**What this task involves:** Exactly repeat the material, dropping only the pictures.

**Available data:**
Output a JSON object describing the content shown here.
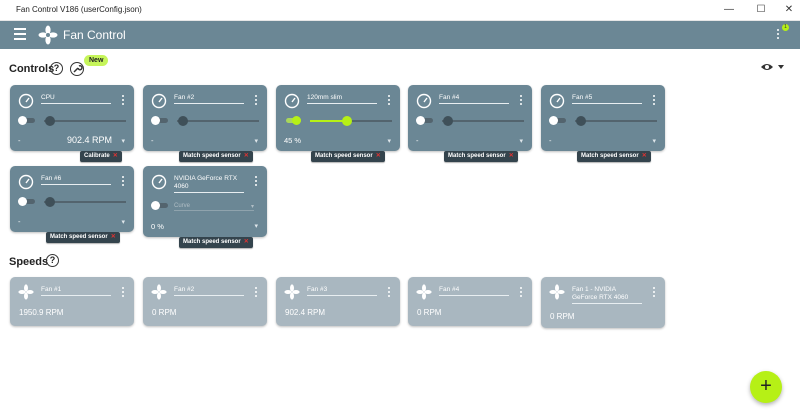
{
  "window": {
    "title": "Fan Control V186 (userConfig.json)",
    "min": "—",
    "max": "☐",
    "close": "✕"
  },
  "appbar": {
    "title": "Fan Control",
    "notification_count": "1"
  },
  "controls_section": {
    "title": "Controls",
    "help": "?",
    "new_badge": "New"
  },
  "controls": [
    {
      "name": "CPU",
      "value": "-",
      "rpm": "902.4 RPM",
      "tag": "Calibrate",
      "enabled": false,
      "level": 0
    },
    {
      "name": "Fan #2",
      "value": "-",
      "rpm": "",
      "tag": "Match speed sensor",
      "enabled": false,
      "level": 0
    },
    {
      "name": "120mm slim",
      "value": "45 %",
      "rpm": "",
      "tag": "Match speed sensor",
      "enabled": true,
      "level": 0.45
    },
    {
      "name": "Fan #4",
      "value": "-",
      "rpm": "",
      "tag": "Match speed sensor",
      "enabled": false,
      "level": 0
    },
    {
      "name": "Fan #5",
      "value": "-",
      "rpm": "",
      "tag": "Match speed sensor",
      "enabled": false,
      "level": 0
    },
    {
      "name": "Fan #6",
      "value": "-",
      "rpm": "",
      "tag": "Match speed sensor",
      "enabled": false,
      "level": 0
    },
    {
      "name": "NVIDIA GeForce RTX 4060",
      "value": "0 %",
      "rpm": "",
      "tag": "Match speed sensor",
      "enabled": false,
      "curve": "Curve"
    }
  ],
  "speeds_section": {
    "title": "Speeds",
    "help": "?"
  },
  "speeds": [
    {
      "name": "Fan #1",
      "value": "1950.9 RPM"
    },
    {
      "name": "Fan #2",
      "value": "0 RPM"
    },
    {
      "name": "Fan #3",
      "value": "902.4 RPM"
    },
    {
      "name": "Fan #4",
      "value": "0 RPM"
    },
    {
      "name": "Fan 1 - NVIDIA GeForce RTX 4060",
      "value": "0 RPM"
    }
  ],
  "fab": {
    "label": "+"
  },
  "colors": {
    "card": "#6b8795",
    "speed_card": "#a9b7c0",
    "accent": "#b6f016"
  }
}
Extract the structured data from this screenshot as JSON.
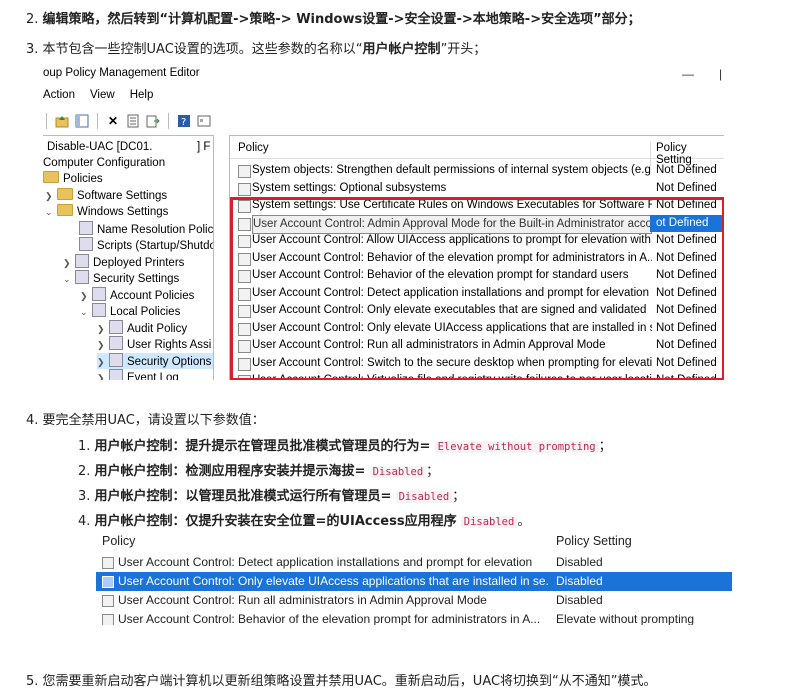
{
  "steps": {
    "s2": {
      "num": "2.",
      "text": "编辑策略，然后转到“计算机配置->策略-> Windows设置->安全设置->本地策略->安全选项”部分；"
    },
    "s3": {
      "num": "3.",
      "text_a": "本节包含一些控制UAC设置的选项。这些参数的名称以“",
      "bold": "用户帐户控制",
      "text_b": "”开头；"
    },
    "s4": {
      "num": "4.",
      "text": "要完全禁用UAC，请设置以下参数值："
    },
    "s5": {
      "num": "5.",
      "text": "您需要重新启动客户端计算机以更新组策略设置并禁用UAC。重新启动后，UAC将切换到“从不通知”模式。"
    }
  },
  "substeps": [
    {
      "num": "1.",
      "label": "用户帐户控制：提升提示在管理员批准模式管理员的行为=",
      "code": "Elevate without prompting",
      "end": "；"
    },
    {
      "num": "2.",
      "label": "用户帐户控制：检测应用程序安装并提示海拔=",
      "code": "Disabled",
      "end": "；"
    },
    {
      "num": "3.",
      "label": "用户帐户控制：以管理员批准模式运行所有管理员=",
      "code": "Disabled",
      "end": "；"
    },
    {
      "num": "4.",
      "label": "用户帐户控制：仅提升安装在安全位置=的UIAccess应用程序",
      "code": "Disabled",
      "end": "。"
    }
  ],
  "editor": {
    "title": "oup Policy Management Editor",
    "menu": [
      "Action",
      "View",
      "Help"
    ],
    "tree": [
      {
        "label": "Disable-UAC [DC01.",
        "suffix": "] F"
      },
      {
        "label": "Computer Configuration"
      },
      {
        "label": "Policies"
      },
      {
        "label": "Software Settings"
      },
      {
        "label": "Windows Settings"
      },
      {
        "label": "Name Resolution Policy"
      },
      {
        "label": "Scripts (Startup/Shutdo"
      },
      {
        "label": "Deployed Printers"
      },
      {
        "label": "Security Settings"
      },
      {
        "label": "Account Policies"
      },
      {
        "label": "Local Policies"
      },
      {
        "label": "Audit Policy"
      },
      {
        "label": "User Rights Assi"
      },
      {
        "label": "Security Options"
      },
      {
        "label": "Event Log"
      }
    ],
    "col_policy": "Policy",
    "col_setting": "Policy Setting",
    "rows": [
      {
        "name": "System objects: Strengthen default permissions of internal system objects (e.g. ...",
        "setting": "Not Defined"
      },
      {
        "name": "System settings: Optional subsystems",
        "setting": "Not Defined"
      },
      {
        "name": "System settings: Use Certificate Rules on Windows Executables for Software Rest...",
        "setting": "Not Defined"
      },
      {
        "name": "User Account Control: Admin Approval Mode for the Built-in Administrator account",
        "setting": "ot Defined"
      },
      {
        "name": "User Account Control: Allow UIAccess applications to prompt for elevation with...",
        "setting": "Not Defined"
      },
      {
        "name": "User Account Control: Behavior of the elevation prompt for administrators in A...",
        "setting": "Not Defined"
      },
      {
        "name": "User Account Control: Behavior of the elevation prompt for standard users",
        "setting": "Not Defined"
      },
      {
        "name": "User Account Control: Detect application installations and prompt for elevation",
        "setting": "Not Defined"
      },
      {
        "name": "User Account Control: Only elevate executables that are signed and validated",
        "setting": "Not Defined"
      },
      {
        "name": "User Account Control: Only elevate UIAccess applications that are installed in se...",
        "setting": "Not Defined"
      },
      {
        "name": "User Account Control: Run all administrators in Admin Approval Mode",
        "setting": "Not Defined"
      },
      {
        "name": "User Account Control: Switch to the secure desktop when prompting for elevati...",
        "setting": "Not Defined"
      },
      {
        "name": "User Account Control: Virtualize file and registry write failures to per-user locati...",
        "setting": "Not Defined"
      }
    ]
  },
  "policy_table": {
    "col_policy": "Policy",
    "col_setting": "Policy Setting",
    "rows": [
      {
        "name": "User Account Control: Detect application installations and prompt for elevation",
        "setting": "Disabled"
      },
      {
        "name": "User Account Control: Only elevate UIAccess applications that are installed in se...",
        "setting": "Disabled"
      },
      {
        "name": "User Account Control: Run all administrators in Admin Approval Mode",
        "setting": "Disabled"
      },
      {
        "name": "User Account Control: Behavior of the elevation prompt for administrators in A...",
        "setting": "Elevate without prompting"
      }
    ]
  },
  "colors": {
    "highlight": "#1a73d9",
    "red_box": "#d9202a",
    "code_text": "#c7254e"
  }
}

**Result for this exercise:**
Output a JSON object describing the content shown here.
{
  "window": {
    "title": "Fan Control V186 (userConfig.json)",
    "min": "—",
    "max": "☐",
    "close": "✕"
  },
  "appbar": {
    "title": "Fan Control",
    "notification_count": "1"
  },
  "controls_section": {
    "title": "Controls",
    "help": "?",
    "new_badge": "New"
  },
  "controls": [
    {
      "name": "CPU",
      "value": "-",
      "rpm": "902.4 RPM",
      "tag": "Calibrate",
      "enabled": false,
      "level": 0
    },
    {
      "name": "Fan #2",
      "value": "-",
      "rpm": "",
      "tag": "Match speed sensor",
      "enabled": false,
      "level": 0
    },
    {
      "name": "120mm slim",
      "value": "45 %",
      "rpm": "",
      "tag": "Match speed sensor",
      "enabled": true,
      "level": 0.45
    },
    {
      "name": "Fan #4",
      "value": "-",
      "rpm": "",
      "tag": "Match speed sensor",
      "enabled": false,
      "level": 0
    },
    {
      "name": "Fan #5",
      "value": "-",
      "rpm": "",
      "tag": "Match speed sensor",
      "enabled": false,
      "level": 0
    },
    {
      "name": "Fan #6",
      "value": "-",
      "rpm": "",
      "tag": "Match speed sensor",
      "enabled": false,
      "level": 0
    },
    {
      "name": "NVIDIA GeForce RTX 4060",
      "value": "0 %",
      "rpm": "",
      "tag": "Match speed sensor",
      "enabled": false,
      "curve": "Curve"
    }
  ],
  "speeds_section": {
    "title": "Speeds",
    "help": "?"
  },
  "speeds": [
    {
      "name": "Fan #1",
      "value": "1950.9 RPM"
    },
    {
      "name": "Fan #2",
      "value": "0 RPM"
    },
    {
      "name": "Fan #3",
      "value": "902.4 RPM"
    },
    {
      "name": "Fan #4",
      "value": "0 RPM"
    },
    {
      "name": "Fan 1 - NVIDIA GeForce RTX 4060",
      "value": "0 RPM"
    }
  ],
  "fab": {
    "label": "+"
  },
  "colors": {
    "card": "#6b8795",
    "speed_card": "#a9b7c0",
    "accent": "#b6f016"
  }
}
Extract the structured data from this screenshot as JSON.
{
  "steps": {
    "s2": {
      "num": "2.",
      "text": "编辑策略，然后转到“计算机配置->策略-> Windows设置->安全设置->本地策略->安全选项”部分；"
    },
    "s3": {
      "num": "3.",
      "text_a": "本节包含一些控制UAC设置的选项。这些参数的名称以“",
      "bold": "用户帐户控制",
      "text_b": "”开头；"
    },
    "s4": {
      "num": "4.",
      "text": "要完全禁用UAC，请设置以下参数值："
    },
    "s5": {
      "num": "5.",
      "text": "您需要重新启动客户端计算机以更新组策略设置并禁用UAC。重新启动后，UAC将切换到“从不通知”模式。"
    }
  },
  "substeps": [
    {
      "num": "1.",
      "label": "用户帐户控制：提升提示在管理员批准模式管理员的行为=",
      "code": "Elevate without prompting",
      "end": "；"
    },
    {
      "num": "2.",
      "label": "用户帐户控制：检测应用程序安装并提示海拔=",
      "code": "Disabled",
      "end": "；"
    },
    {
      "num": "3.",
      "label": "用户帐户控制：以管理员批准模式运行所有管理员=",
      "code": "Disabled",
      "end": "；"
    },
    {
      "num": "4.",
      "label": "用户帐户控制：仅提升安装在安全位置=的UIAccess应用程序",
      "code": "Disabled",
      "end": "。"
    }
  ],
  "editor": {
    "title": "oup Policy Management Editor",
    "menu": [
      "Action",
      "View",
      "Help"
    ],
    "tree": [
      {
        "label": "Disable-UAC [DC01.",
        "suffix": "] F"
      },
      {
        "label": "Computer Configuration"
      },
      {
        "label": "Policies"
      },
      {
        "label": "Software Settings"
      },
      {
        "label": "Windows Settings"
      },
      {
        "label": "Name Resolution Policy"
      },
      {
        "label": "Scripts (Startup/Shutdo"
      },
      {
        "label": "Deployed Printers"
      },
      {
        "label": "Security Settings"
      },
      {
        "label": "Account Policies"
      },
      {
        "label": "Local Policies"
      },
      {
        "label": "Audit Policy"
      },
      {
        "label": "User Rights Assi"
      },
      {
        "label": "Security Options"
      },
      {
        "label": "Event Log"
      }
    ],
    "col_policy": "Policy",
    "col_setting": "Policy Setting",
    "rows": [
      {
        "name": "System objects: Strengthen default permissions of internal system objects (e.g. ...",
        "setting": "Not Defined"
      },
      {
        "name": "System settings: Optional subsystems",
        "setting": "Not Defined"
      },
      {
        "name": "System settings: Use Certificate Rules on Windows Executables for Software Rest...",
        "setting": "Not Defined"
      },
      {
        "name": "User Account Control: Admin Approval Mode for the Built-in Administrator account",
        "setting": "ot Defined"
      },
      {
        "name": "User Account Control: Allow UIAccess applications to prompt for elevation with...",
        "setting": "Not Defined"
      },
      {
        "name": "User Account Control: Behavior of the elevation prompt for administrators in A...",
        "setting": "Not Defined"
      },
      {
        "name": "User Account Control: Behavior of the elevation prompt for standard users",
        "setting": "Not Defined"
      },
      {
        "name": "User Account Control: Detect application installations and prompt for elevation",
        "setting": "Not Defined"
      },
      {
        "name": "User Account Control: Only elevate executables that are signed and validated",
        "setting": "Not Defined"
      },
      {
        "name": "User Account Control: Only elevate UIAccess applications that are installed in se...",
        "setting": "Not Defined"
      },
      {
        "name": "User Account Control: Run all administrators in Admin Approval Mode",
        "setting": "Not Defined"
      },
      {
        "name": "User Account Control: Switch to the secure desktop when prompting for elevati...",
        "setting": "Not Defined"
      },
      {
        "name": "User Account Control: Virtualize file and registry write failures to per-user locati...",
        "setting": "Not Defined"
      }
    ]
  },
  "policy_table": {
    "col_policy": "Policy",
    "col_setting": "Policy Setting",
    "rows": [
      {
        "name": "User Account Control: Detect application installations and prompt for elevation",
        "setting": "Disabled"
      },
      {
        "name": "User Account Control: Only elevate UIAccess applications that are installed in se...",
        "setting": "Disabled"
      },
      {
        "name": "User Account Control: Run all administrators in Admin Approval Mode",
        "setting": "Disabled"
      },
      {
        "name": "User Account Control: Behavior of the elevation prompt for administrators in A...",
        "setting": "Elevate without prompting"
      }
    ]
  },
  "colors": {
    "highlight": "#1a73d9",
    "red_box": "#d9202a",
    "code_text": "#c7254e"
  }
}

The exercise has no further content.